WHAT YOU ARE ASKED TO DO
Provide the count of lines that hold "TradingView" and no other output.

-- start DATA FOR PROCESSING --

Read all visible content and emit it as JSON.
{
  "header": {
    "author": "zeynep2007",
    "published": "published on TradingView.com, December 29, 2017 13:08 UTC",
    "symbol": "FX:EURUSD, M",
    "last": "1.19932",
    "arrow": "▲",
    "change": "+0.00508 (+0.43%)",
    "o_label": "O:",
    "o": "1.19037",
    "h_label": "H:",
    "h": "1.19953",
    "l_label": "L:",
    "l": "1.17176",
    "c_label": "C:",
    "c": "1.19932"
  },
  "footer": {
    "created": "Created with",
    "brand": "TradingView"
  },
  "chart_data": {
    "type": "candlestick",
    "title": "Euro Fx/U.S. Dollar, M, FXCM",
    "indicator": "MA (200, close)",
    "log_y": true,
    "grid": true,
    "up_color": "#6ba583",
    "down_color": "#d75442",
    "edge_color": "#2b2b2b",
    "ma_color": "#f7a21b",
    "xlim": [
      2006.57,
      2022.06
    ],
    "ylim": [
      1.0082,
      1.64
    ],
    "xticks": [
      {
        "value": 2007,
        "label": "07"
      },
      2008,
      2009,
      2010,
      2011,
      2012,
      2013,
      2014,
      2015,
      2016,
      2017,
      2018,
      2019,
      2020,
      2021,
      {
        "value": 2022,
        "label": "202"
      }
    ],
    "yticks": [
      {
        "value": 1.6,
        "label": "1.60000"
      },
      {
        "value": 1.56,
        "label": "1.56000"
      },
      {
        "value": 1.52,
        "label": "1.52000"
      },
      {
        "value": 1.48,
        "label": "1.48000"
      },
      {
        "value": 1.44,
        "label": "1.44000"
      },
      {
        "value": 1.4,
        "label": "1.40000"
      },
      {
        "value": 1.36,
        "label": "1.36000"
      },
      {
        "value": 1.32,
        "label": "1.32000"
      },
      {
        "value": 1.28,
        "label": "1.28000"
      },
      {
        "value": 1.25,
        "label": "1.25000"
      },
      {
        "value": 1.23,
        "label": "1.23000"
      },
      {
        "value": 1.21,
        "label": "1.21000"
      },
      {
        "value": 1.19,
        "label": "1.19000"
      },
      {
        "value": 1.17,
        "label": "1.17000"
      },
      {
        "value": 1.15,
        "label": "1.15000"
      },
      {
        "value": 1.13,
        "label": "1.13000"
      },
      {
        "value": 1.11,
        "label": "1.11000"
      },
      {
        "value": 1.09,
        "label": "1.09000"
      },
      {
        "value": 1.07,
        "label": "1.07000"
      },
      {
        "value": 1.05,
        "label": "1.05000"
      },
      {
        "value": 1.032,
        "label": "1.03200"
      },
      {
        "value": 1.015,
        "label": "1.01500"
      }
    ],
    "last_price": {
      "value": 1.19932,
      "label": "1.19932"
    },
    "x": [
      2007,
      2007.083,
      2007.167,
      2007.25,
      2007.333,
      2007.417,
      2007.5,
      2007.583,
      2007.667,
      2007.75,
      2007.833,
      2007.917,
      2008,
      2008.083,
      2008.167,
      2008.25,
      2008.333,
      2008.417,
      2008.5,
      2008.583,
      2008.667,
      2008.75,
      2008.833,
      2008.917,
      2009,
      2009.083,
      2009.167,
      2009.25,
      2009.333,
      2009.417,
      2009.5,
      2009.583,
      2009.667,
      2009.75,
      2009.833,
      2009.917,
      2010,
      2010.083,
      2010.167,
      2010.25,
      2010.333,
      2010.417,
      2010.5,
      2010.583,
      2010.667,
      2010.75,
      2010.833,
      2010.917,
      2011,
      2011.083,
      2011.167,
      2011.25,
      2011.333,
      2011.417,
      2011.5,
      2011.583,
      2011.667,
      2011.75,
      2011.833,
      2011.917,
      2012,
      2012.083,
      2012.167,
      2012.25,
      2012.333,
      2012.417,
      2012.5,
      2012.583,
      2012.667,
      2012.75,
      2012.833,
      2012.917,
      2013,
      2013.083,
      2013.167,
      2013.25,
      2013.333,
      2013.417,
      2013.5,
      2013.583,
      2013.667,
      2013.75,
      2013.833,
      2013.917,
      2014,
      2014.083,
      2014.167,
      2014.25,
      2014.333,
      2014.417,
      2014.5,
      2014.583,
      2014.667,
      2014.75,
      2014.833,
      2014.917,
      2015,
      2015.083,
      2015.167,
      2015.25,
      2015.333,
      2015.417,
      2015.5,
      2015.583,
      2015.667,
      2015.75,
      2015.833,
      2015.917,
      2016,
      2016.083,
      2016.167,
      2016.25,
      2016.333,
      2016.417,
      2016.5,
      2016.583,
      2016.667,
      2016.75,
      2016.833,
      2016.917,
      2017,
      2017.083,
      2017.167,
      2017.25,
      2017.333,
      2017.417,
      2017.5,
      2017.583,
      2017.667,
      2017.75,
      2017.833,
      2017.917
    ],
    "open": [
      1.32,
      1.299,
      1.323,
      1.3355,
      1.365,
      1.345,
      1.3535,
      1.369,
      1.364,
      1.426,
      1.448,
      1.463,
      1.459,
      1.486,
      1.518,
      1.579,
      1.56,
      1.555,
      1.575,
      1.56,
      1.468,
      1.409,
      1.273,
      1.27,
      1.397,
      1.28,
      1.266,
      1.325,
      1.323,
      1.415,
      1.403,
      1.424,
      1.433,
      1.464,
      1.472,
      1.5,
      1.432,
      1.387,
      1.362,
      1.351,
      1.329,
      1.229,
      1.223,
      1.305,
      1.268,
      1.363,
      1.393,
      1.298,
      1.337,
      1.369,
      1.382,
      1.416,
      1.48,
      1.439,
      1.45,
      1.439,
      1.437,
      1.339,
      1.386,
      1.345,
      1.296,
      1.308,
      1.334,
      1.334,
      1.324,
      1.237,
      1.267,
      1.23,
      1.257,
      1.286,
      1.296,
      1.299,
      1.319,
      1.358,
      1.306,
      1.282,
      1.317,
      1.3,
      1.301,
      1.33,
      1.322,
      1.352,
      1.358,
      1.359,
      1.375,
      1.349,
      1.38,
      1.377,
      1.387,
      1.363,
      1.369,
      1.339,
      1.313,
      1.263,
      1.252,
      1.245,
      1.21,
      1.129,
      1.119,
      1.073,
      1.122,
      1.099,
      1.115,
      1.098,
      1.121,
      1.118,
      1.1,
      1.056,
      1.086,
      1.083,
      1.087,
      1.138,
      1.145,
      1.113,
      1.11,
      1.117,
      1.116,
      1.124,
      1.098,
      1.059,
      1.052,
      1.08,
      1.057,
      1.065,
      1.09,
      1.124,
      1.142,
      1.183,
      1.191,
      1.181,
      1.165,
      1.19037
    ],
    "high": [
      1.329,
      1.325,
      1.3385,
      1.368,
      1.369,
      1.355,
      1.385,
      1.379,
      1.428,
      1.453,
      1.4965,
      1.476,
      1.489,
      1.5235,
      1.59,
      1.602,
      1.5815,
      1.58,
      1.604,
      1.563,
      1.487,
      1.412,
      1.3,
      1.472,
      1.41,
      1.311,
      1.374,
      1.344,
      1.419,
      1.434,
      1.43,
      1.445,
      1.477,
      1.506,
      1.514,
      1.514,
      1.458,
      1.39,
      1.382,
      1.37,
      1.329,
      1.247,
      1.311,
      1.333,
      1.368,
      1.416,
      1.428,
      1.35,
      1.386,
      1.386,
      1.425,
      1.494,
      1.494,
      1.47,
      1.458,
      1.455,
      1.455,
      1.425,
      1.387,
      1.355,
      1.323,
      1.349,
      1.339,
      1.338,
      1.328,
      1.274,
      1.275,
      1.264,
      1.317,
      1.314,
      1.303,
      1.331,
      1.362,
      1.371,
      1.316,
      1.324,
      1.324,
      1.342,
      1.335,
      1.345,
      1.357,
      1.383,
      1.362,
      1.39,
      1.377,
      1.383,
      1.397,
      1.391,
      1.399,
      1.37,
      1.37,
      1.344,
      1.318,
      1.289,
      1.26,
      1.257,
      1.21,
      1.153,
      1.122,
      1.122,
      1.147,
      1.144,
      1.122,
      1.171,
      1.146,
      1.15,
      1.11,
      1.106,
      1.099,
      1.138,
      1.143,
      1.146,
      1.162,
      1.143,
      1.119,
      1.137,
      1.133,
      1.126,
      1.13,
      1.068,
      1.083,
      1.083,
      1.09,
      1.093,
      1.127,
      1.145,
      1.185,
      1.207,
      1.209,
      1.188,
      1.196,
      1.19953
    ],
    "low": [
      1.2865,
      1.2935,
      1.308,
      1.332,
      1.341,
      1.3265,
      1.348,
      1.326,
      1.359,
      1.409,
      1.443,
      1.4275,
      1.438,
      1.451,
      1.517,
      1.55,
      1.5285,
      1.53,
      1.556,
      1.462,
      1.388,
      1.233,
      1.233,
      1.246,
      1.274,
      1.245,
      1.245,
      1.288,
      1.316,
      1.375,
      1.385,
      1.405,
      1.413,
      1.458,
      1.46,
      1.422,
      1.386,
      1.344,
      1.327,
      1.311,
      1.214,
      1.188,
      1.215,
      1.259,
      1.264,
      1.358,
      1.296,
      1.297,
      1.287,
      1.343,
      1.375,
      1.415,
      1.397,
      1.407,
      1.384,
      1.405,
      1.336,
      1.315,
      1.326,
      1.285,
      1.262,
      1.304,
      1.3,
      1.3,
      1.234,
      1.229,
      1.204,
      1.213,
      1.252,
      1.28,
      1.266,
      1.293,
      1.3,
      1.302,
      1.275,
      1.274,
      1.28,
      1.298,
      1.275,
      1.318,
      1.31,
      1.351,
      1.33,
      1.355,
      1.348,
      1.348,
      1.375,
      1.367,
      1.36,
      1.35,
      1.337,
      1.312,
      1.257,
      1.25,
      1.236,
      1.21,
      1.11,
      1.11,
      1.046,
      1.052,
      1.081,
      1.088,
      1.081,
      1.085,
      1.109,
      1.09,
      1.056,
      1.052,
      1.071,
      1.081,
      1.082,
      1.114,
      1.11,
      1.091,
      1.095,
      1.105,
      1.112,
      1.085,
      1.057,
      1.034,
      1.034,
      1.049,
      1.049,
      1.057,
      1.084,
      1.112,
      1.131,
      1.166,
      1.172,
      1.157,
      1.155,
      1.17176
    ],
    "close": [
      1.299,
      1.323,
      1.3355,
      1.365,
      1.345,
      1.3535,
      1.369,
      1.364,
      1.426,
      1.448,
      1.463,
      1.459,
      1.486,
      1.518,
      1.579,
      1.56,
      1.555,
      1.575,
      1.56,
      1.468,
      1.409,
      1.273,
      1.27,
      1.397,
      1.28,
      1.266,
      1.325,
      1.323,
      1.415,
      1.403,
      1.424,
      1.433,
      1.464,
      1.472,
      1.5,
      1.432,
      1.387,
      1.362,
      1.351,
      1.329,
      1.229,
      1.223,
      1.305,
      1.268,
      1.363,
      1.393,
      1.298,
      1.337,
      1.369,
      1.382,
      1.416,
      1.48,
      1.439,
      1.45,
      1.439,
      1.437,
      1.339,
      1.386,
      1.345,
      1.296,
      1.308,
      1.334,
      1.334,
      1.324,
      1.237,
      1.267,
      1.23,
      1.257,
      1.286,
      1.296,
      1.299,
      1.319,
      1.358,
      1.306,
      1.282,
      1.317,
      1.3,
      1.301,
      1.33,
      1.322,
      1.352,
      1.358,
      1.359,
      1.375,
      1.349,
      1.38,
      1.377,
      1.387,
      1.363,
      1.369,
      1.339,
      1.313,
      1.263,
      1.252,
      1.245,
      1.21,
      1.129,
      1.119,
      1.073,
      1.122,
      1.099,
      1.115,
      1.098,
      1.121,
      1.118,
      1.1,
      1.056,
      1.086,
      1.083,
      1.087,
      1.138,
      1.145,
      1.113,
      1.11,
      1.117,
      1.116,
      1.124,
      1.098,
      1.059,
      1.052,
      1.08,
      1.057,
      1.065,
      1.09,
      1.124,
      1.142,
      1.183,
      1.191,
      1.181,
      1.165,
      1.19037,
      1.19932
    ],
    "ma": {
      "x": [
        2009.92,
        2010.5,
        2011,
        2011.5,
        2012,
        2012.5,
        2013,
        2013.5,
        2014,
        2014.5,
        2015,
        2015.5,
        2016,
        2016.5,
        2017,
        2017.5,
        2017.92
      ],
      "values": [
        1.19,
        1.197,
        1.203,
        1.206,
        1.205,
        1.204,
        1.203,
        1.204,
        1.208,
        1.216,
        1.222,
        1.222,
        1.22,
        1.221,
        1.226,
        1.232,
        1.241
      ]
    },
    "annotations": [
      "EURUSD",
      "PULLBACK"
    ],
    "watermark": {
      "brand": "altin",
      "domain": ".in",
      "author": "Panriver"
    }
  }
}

-- end DATA FOR PROCESSING --

EXERCISE RESPONSE
2